Locate all lines with the word "JSON". Copy them.

— start of RECORDS —

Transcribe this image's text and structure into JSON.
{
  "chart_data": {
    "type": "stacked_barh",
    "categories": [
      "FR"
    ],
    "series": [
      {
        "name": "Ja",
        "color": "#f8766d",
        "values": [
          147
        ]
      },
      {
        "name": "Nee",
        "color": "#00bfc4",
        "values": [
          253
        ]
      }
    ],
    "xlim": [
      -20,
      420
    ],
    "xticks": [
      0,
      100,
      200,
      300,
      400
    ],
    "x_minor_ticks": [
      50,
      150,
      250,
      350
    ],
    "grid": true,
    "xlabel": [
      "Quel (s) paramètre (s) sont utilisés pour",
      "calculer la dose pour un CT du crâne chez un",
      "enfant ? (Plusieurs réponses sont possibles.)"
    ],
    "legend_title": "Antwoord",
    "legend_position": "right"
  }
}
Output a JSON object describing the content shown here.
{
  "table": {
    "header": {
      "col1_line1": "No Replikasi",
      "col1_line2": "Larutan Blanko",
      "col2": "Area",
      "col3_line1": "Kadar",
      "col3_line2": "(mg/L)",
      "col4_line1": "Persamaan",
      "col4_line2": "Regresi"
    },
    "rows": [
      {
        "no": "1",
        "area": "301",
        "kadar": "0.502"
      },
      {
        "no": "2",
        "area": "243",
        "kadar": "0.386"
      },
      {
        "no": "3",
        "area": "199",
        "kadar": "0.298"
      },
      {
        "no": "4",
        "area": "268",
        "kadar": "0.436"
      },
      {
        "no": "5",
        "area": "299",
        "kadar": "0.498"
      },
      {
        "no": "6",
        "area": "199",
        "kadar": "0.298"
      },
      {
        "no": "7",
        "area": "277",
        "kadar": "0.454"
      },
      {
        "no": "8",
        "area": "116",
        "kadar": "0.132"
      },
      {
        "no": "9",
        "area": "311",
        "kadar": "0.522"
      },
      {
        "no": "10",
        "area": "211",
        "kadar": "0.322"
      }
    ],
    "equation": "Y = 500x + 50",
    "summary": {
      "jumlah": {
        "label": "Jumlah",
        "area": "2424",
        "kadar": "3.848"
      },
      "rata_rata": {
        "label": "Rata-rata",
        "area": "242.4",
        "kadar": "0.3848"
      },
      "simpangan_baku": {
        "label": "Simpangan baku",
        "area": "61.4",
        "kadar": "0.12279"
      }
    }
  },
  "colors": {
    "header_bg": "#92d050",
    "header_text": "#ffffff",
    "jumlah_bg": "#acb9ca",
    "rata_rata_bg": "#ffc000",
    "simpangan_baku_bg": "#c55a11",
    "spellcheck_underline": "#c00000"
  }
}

— end of RECORDS —

FINAL ANSWER:
Transcribe this image's text and structure into JSON.
Output a JSON object describing the content shown here.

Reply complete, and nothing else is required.